> WHAT YOU NEED TO DO
Only the number is wanted: count the lines in the data with "教学计划内课程总数" in them.

> RECORD SET
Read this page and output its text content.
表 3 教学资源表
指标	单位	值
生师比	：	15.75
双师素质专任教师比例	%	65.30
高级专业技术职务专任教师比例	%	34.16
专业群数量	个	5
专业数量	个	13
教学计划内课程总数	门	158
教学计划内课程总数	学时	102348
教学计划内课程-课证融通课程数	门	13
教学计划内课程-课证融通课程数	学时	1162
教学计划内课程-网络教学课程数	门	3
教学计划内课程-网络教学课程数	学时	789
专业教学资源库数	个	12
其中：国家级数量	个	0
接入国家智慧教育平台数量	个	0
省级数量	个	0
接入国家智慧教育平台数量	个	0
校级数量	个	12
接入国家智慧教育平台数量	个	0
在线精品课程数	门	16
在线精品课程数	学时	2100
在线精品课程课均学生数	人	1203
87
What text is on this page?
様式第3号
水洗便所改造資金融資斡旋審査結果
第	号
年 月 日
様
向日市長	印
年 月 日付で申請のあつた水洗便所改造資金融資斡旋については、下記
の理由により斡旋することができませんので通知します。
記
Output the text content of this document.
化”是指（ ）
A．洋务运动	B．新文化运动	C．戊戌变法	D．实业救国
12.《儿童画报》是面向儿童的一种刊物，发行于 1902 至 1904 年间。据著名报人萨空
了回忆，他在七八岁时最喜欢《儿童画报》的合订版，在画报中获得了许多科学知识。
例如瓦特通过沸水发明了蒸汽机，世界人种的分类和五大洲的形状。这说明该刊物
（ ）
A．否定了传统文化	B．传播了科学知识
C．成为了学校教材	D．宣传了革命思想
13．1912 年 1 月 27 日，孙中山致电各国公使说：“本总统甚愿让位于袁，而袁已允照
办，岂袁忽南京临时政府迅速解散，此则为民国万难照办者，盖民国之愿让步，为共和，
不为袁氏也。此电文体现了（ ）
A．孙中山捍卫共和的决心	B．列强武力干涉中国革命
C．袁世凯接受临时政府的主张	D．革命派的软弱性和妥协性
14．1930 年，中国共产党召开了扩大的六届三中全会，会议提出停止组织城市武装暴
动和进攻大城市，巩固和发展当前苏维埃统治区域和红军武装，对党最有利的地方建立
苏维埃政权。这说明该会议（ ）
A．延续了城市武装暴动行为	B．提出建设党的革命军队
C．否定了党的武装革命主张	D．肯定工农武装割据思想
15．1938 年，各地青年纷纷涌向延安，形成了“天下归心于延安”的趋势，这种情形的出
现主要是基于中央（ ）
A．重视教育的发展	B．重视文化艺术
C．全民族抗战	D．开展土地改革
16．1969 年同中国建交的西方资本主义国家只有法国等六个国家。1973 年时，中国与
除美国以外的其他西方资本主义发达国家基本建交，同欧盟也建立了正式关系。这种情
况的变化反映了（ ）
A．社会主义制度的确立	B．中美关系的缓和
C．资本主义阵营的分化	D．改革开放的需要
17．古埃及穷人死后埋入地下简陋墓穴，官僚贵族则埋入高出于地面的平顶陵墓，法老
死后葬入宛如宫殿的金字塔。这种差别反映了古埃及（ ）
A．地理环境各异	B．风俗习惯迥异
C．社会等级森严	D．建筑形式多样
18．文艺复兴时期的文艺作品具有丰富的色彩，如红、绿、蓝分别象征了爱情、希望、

> RESULT OF THIS EXERCISE
2